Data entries
● ● ● ● ●
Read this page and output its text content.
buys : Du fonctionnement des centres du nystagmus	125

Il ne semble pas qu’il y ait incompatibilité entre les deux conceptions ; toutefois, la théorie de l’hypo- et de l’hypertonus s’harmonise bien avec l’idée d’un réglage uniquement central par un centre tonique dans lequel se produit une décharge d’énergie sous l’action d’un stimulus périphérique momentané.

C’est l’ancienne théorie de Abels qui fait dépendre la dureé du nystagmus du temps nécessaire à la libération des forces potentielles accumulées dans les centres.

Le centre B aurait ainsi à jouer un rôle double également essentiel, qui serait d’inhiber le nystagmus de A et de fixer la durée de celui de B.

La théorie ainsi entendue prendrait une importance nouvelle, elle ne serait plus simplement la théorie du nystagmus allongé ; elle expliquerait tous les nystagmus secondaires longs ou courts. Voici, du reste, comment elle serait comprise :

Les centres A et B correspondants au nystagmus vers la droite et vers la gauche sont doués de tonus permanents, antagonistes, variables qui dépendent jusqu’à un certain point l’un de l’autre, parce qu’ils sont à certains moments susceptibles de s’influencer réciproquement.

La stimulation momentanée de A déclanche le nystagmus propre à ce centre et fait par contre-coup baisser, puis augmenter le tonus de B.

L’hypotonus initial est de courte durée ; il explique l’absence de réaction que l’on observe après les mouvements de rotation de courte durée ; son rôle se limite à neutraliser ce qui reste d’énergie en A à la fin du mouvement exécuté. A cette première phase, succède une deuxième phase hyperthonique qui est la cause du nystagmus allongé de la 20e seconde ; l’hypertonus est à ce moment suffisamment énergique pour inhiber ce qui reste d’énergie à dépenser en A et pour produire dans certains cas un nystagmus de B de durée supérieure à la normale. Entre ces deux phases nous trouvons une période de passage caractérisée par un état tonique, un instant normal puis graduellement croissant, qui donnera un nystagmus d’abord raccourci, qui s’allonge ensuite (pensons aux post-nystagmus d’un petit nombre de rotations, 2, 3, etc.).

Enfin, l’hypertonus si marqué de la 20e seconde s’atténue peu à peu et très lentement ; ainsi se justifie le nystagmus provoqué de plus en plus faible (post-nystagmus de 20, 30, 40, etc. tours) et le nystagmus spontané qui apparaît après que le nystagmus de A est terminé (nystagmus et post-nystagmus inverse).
● ● ● ● ●
WORK TO BE COMPLETED – Return all lines of the material above in which the word "serait" occurs.

RESPONSE TO THIS EXERCISE –
Le centre B aurait ainsi à jouer un rôle double également essentiel, qui serait d’inhiber le nystagmus de A et de fixer la durée de celui de B.
La théorie ainsi entendue prendrait une importance nouvelle, elle ne serait plus simplement la théorie du nystagmus allongé ; elle expliquerait tous les nystagmus secondaires longs ou courts. Voici, du reste, comment elle serait comprise :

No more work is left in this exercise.